++++ LISTING ++++
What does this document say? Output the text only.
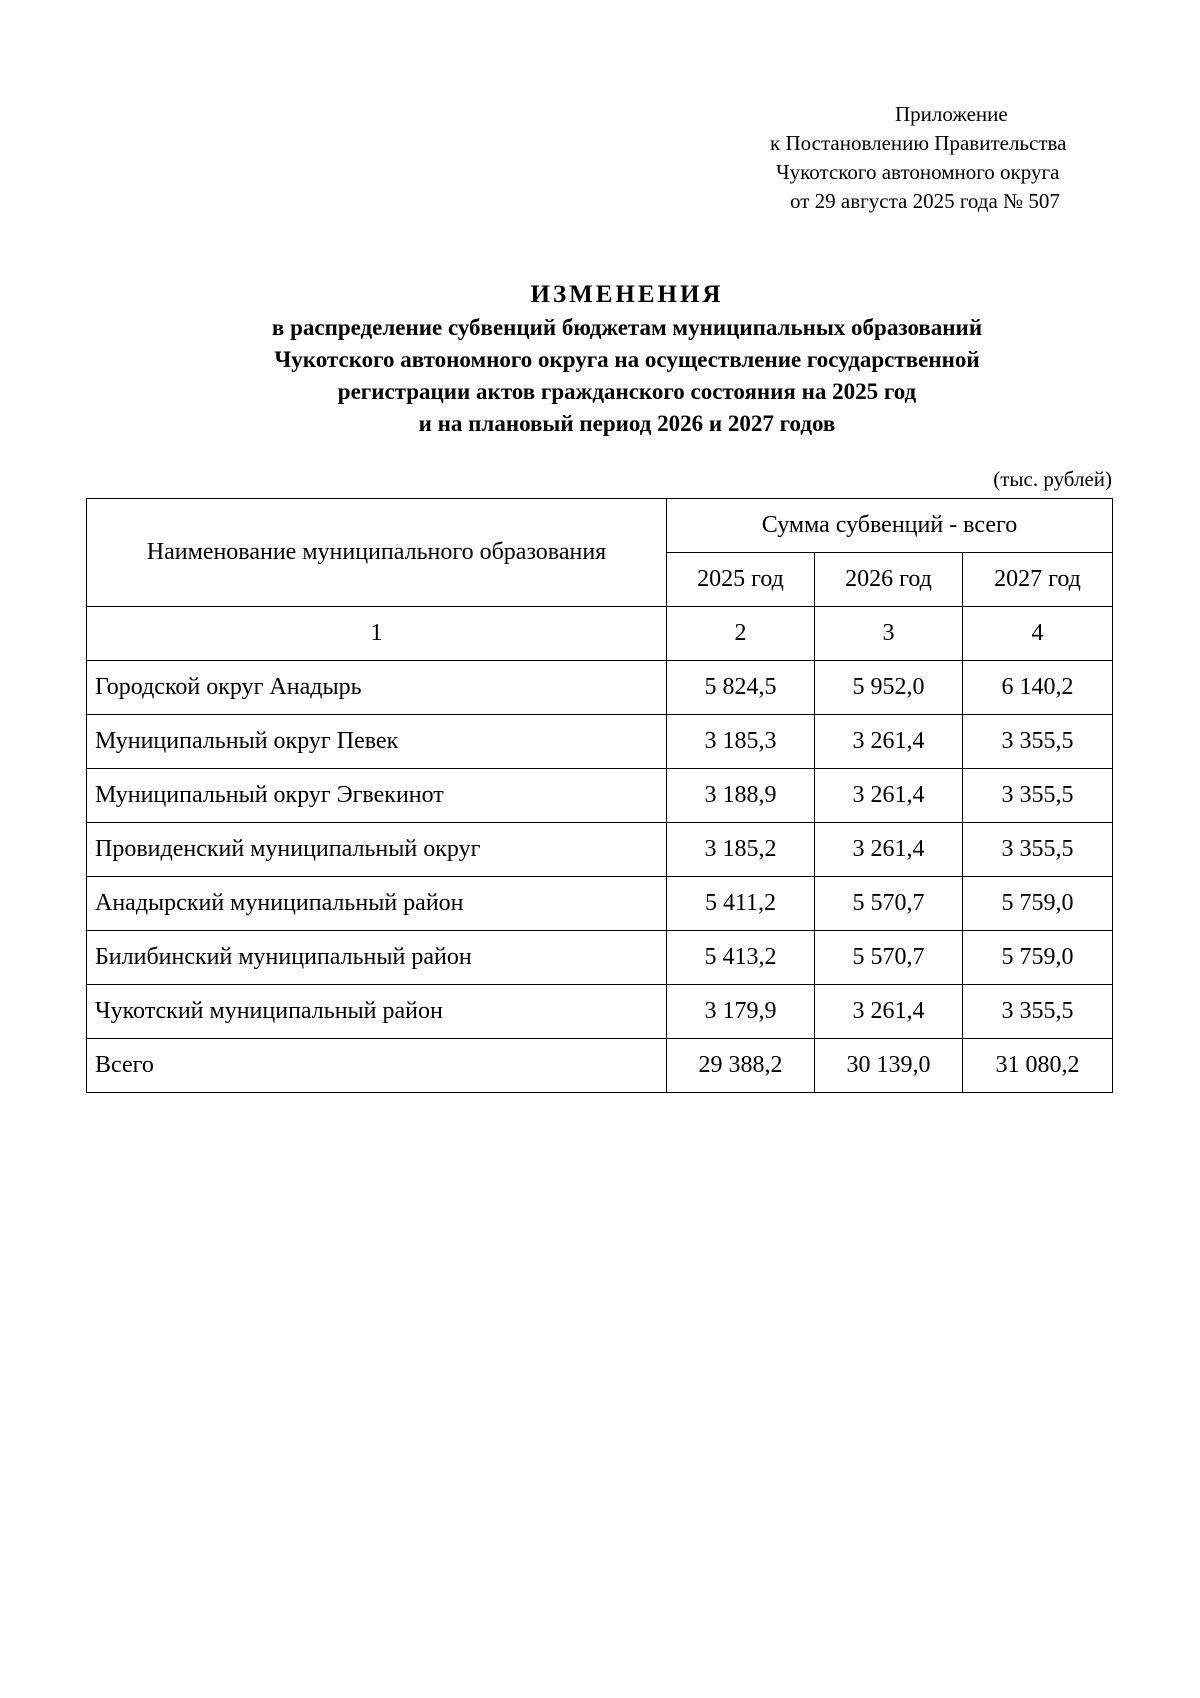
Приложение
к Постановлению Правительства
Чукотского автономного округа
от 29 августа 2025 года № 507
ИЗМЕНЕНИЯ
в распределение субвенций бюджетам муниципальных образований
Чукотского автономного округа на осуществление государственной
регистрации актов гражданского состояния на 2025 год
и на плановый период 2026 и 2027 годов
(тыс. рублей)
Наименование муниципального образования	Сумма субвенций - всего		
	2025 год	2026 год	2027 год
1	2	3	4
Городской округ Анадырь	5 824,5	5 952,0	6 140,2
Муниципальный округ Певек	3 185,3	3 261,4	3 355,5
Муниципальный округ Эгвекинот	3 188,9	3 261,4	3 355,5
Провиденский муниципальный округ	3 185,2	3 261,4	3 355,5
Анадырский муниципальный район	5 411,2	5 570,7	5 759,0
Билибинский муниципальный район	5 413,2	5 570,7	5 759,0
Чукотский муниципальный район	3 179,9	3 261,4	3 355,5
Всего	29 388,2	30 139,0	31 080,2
++++
WHAT TO DO » Every record above should be transcribed exactly; the pictures stay out of the copy.

CORRECT OUTPUT »
What does this document say? Output the text only.
Приложение
к Постановлению Правительства
Чукотского автономного округа
от 29 августа 2025 года № 507
ИЗМЕНЕНИЯ
в распределение субвенций бюджетам муниципальных образований
Чукотского автономного округа на осуществление государственной
регистрации актов гражданского состояния на 2025 год
и на плановый период 2026 и 2027 годов
(тыс. рублей)
Наименование муниципального образования	Сумма субвенций - всего		
	2025 год	2026 год	2027 год
1	2	3	4
Городской округ Анадырь	5 824,5	5 952,0	6 140,2
Муниципальный округ Певек	3 185,3	3 261,4	3 355,5
Муниципальный округ Эгвекинот	3 188,9	3 261,4	3 355,5
Провиденский муниципальный округ	3 185,2	3 261,4	3 355,5
Анадырский муниципальный район	5 411,2	5 570,7	5 759,0
Билибинский муниципальный район	5 413,2	5 570,7	5 759,0
Чукотский муниципальный район	3 179,9	3 261,4	3 355,5
Всего	29 388,2	30 139,0	31 080,2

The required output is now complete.